* Begin Source records *

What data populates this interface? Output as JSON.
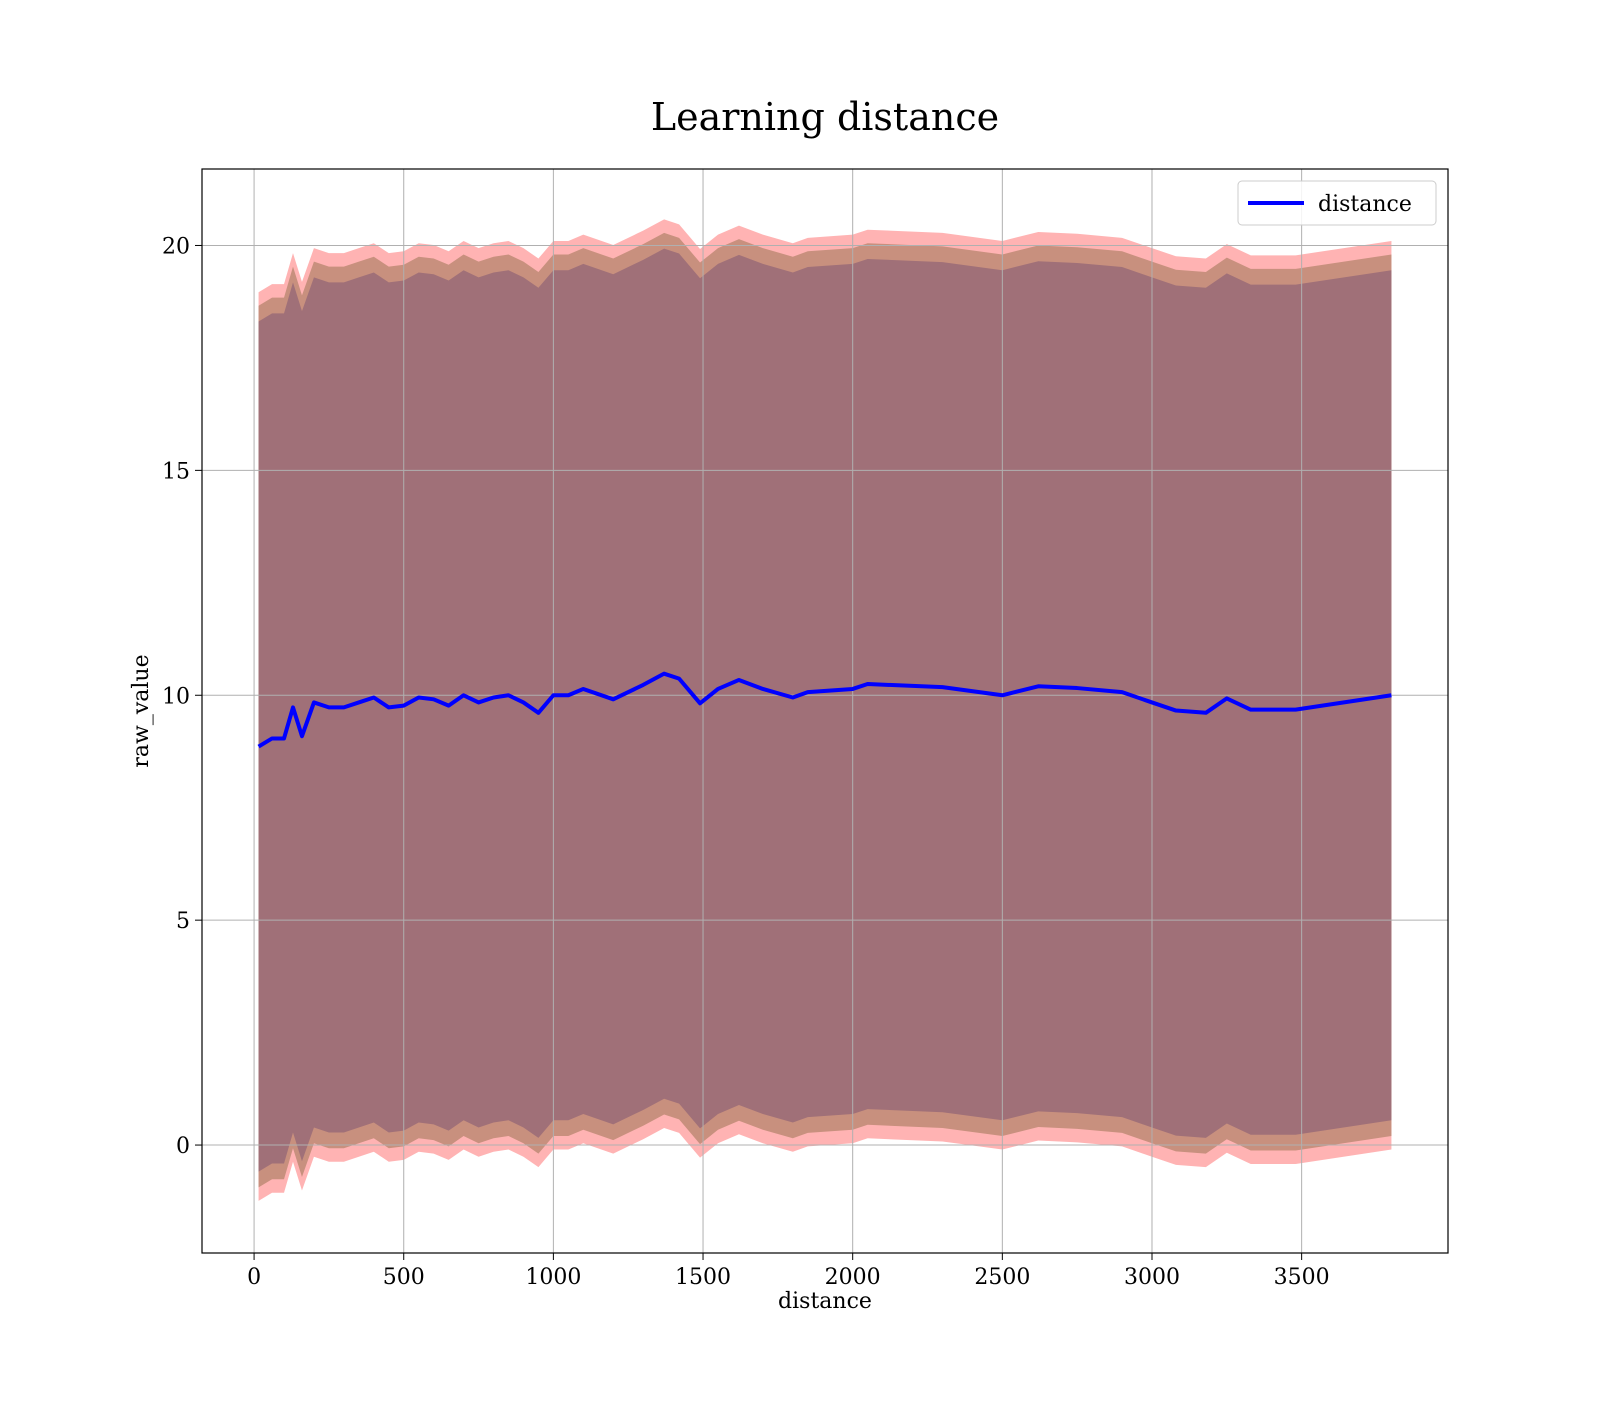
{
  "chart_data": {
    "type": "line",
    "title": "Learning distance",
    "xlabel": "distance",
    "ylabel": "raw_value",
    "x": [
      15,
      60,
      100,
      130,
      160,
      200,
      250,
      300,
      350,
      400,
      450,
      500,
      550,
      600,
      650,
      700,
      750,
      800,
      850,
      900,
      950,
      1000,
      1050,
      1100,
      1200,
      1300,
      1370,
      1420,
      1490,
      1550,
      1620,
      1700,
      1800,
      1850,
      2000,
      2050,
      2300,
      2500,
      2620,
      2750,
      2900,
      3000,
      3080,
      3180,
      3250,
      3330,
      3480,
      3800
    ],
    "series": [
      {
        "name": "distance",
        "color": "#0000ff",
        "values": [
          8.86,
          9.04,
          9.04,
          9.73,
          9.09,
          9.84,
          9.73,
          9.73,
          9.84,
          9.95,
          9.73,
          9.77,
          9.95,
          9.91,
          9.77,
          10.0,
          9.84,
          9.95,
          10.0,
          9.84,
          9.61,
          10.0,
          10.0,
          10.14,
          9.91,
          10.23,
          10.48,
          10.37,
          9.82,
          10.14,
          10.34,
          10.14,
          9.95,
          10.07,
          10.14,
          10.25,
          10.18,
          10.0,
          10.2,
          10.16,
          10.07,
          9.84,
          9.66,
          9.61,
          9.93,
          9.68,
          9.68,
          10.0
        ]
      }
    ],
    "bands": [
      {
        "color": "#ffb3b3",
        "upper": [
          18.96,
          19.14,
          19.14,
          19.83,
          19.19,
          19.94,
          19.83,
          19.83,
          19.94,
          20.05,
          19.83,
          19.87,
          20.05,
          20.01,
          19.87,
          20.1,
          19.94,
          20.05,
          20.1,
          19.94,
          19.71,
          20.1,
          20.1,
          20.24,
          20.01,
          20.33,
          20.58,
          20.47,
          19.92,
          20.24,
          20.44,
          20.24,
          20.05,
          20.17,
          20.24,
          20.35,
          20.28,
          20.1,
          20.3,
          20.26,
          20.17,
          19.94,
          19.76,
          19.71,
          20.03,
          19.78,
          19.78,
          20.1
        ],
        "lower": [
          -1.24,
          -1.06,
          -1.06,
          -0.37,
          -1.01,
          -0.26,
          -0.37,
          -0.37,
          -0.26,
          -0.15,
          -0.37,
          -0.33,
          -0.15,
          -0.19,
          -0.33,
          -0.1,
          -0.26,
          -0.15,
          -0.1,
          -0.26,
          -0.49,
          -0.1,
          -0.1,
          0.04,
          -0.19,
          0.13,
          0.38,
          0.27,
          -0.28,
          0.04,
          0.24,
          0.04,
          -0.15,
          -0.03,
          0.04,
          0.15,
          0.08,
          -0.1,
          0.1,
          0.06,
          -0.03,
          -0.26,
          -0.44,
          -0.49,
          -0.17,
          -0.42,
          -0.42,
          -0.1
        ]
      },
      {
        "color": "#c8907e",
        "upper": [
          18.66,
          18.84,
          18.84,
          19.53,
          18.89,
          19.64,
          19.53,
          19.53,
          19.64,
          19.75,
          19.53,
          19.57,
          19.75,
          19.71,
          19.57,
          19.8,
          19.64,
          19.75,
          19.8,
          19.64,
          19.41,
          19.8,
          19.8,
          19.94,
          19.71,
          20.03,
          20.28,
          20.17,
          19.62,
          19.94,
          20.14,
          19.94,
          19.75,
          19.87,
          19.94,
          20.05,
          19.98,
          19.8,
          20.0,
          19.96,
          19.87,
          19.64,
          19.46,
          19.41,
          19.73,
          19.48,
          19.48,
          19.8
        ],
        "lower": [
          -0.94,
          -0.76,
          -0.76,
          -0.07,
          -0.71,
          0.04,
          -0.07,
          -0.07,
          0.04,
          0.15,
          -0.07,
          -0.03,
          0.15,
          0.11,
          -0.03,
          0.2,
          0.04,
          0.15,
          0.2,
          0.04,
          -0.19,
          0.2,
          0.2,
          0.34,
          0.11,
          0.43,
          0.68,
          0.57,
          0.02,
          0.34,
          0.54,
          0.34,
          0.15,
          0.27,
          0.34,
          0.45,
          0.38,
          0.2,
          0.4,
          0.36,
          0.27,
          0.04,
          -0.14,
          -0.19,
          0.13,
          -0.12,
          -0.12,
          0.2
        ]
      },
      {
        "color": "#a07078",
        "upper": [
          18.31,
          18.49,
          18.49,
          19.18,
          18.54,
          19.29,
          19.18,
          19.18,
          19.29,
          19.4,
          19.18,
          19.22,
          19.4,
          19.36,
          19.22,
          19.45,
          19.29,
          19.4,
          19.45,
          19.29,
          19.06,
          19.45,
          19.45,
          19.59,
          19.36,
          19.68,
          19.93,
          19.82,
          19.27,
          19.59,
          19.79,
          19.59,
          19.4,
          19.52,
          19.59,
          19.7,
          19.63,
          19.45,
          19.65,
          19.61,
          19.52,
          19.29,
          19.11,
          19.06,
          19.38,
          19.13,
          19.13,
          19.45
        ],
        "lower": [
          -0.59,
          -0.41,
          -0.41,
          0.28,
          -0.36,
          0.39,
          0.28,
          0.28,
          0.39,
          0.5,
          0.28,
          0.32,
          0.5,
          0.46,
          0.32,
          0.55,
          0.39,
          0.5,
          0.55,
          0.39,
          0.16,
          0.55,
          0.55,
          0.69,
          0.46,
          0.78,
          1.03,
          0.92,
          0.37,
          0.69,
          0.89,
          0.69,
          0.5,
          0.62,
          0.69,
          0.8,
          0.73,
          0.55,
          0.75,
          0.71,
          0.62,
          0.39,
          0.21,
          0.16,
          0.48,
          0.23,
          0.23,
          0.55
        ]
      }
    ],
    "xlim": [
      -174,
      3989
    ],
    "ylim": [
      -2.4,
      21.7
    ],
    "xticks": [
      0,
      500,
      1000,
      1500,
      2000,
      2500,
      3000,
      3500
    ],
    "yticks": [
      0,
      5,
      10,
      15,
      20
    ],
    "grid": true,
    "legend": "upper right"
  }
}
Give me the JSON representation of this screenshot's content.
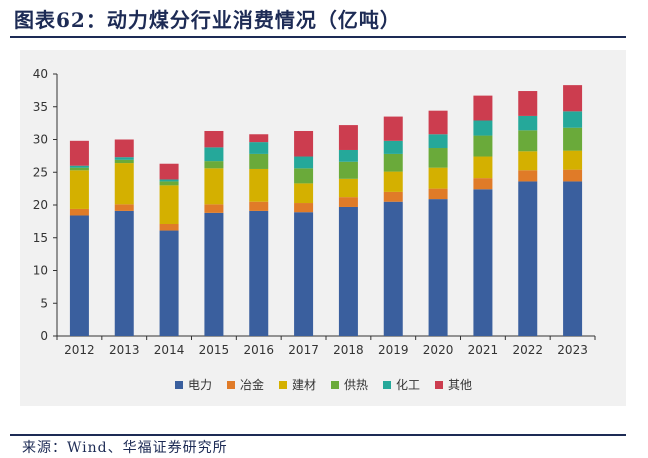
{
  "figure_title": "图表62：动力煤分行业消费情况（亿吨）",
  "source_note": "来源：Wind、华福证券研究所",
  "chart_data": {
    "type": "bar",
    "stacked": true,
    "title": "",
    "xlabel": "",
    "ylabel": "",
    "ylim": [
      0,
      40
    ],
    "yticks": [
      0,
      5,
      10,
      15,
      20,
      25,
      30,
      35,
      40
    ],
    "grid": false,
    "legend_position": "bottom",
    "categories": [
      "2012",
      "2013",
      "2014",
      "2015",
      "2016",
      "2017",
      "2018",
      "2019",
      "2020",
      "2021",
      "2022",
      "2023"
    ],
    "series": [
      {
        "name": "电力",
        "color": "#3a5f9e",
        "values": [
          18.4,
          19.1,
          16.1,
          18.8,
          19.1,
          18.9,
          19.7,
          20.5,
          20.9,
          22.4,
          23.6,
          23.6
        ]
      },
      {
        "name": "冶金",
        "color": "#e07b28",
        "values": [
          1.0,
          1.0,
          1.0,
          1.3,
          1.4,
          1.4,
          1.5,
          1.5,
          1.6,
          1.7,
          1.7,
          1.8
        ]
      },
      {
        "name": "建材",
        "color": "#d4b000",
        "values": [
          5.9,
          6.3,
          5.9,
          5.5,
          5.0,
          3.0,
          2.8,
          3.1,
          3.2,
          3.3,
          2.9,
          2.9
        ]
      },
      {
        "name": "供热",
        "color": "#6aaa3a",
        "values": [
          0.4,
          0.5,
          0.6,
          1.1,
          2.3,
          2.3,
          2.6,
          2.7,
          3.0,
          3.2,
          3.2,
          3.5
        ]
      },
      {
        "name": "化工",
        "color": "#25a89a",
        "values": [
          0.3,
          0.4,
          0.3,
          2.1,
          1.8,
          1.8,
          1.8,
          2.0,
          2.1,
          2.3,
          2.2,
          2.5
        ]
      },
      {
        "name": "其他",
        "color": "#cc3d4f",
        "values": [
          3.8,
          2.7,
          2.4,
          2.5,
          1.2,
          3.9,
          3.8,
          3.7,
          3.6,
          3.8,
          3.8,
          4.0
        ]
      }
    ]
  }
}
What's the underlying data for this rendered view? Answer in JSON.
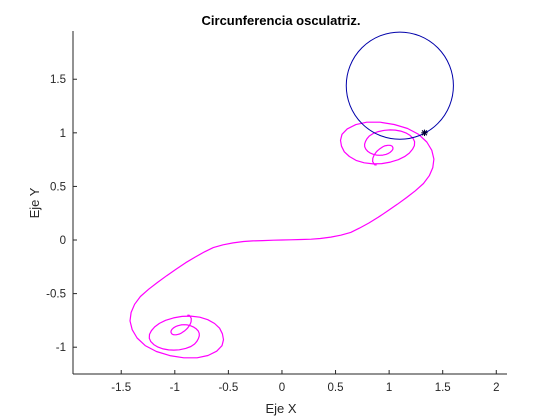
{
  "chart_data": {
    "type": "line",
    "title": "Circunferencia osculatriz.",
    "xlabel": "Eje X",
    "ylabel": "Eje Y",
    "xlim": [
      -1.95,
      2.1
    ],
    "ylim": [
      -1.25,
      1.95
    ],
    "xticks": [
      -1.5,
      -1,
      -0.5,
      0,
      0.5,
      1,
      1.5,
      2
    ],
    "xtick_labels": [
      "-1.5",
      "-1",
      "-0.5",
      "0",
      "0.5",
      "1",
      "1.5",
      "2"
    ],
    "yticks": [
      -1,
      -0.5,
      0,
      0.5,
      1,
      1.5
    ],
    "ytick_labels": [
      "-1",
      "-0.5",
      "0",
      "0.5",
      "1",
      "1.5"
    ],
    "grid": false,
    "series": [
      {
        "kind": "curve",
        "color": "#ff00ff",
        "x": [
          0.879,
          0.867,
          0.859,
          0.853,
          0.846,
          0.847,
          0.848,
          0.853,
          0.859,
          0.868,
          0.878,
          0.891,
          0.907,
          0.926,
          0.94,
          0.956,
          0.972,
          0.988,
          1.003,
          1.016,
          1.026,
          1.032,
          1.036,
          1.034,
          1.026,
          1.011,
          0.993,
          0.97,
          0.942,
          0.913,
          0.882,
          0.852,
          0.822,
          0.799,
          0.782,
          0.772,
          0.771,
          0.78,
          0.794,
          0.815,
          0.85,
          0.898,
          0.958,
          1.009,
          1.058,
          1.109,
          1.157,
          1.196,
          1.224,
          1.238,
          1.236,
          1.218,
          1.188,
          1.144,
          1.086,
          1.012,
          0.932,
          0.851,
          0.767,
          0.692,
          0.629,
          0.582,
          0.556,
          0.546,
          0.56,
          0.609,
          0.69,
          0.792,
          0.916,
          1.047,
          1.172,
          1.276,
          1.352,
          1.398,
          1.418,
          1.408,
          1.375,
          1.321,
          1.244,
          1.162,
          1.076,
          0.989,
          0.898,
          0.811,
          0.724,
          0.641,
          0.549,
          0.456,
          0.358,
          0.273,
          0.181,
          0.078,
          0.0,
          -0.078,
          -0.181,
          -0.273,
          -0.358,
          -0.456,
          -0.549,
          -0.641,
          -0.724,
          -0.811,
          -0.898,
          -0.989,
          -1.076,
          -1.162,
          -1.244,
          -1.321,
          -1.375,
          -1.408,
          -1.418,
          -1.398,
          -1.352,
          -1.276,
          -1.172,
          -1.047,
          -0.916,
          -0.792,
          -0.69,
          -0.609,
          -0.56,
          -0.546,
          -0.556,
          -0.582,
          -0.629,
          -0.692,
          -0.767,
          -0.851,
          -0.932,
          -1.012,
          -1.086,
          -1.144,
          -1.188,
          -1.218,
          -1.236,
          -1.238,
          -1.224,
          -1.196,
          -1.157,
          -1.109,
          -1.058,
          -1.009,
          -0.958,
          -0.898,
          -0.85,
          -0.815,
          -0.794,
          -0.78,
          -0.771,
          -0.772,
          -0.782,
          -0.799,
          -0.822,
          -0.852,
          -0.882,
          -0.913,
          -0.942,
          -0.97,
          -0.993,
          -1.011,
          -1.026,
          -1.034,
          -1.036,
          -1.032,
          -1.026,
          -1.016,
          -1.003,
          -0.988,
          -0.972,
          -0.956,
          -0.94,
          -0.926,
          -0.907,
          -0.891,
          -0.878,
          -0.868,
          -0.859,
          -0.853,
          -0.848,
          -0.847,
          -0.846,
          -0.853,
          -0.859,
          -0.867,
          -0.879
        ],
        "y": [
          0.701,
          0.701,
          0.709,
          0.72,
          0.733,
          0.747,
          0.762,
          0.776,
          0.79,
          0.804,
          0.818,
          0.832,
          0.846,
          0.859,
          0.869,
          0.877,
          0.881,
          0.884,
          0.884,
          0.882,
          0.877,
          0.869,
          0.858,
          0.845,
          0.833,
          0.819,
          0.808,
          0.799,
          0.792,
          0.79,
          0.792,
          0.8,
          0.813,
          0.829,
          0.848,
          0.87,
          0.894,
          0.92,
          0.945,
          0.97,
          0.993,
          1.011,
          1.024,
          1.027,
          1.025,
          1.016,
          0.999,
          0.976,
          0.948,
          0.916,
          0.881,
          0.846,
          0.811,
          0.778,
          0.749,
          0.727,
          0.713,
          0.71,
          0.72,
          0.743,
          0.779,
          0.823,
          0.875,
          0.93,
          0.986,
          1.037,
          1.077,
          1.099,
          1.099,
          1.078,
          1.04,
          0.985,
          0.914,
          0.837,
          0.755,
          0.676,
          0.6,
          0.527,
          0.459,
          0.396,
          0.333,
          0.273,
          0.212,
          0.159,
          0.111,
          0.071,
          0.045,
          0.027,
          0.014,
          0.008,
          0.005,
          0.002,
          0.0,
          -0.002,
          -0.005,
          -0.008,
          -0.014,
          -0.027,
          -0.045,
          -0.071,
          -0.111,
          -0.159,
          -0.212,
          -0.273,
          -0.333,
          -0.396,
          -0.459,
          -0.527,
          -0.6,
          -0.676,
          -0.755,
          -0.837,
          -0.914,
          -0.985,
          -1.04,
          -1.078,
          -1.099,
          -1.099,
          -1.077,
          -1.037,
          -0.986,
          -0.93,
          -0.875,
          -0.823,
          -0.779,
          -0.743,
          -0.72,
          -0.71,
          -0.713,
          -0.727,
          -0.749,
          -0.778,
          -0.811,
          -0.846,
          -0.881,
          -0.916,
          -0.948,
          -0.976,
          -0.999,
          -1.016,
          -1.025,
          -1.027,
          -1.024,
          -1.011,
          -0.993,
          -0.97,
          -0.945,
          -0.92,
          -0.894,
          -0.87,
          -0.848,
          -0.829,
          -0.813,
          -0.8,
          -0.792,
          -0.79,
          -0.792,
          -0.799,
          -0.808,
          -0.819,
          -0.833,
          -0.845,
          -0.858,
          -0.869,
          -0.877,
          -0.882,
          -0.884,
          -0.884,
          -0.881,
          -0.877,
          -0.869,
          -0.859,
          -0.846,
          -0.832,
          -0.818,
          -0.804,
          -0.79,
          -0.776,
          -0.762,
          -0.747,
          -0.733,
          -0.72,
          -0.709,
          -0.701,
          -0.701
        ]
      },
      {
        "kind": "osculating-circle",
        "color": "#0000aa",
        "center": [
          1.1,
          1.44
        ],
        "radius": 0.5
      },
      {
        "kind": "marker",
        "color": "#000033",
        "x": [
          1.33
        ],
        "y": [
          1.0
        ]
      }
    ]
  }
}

* End Source records *

=== Set task ===
Copy out all lines from the material above that contain the string "name".

=== Solution for this problem ===
        "name": "distance",
        "name": "电力",
        "name": "冶金",
        "name": "建材",
        "name": "供热",
        "name": "化工",
        "name": "其他",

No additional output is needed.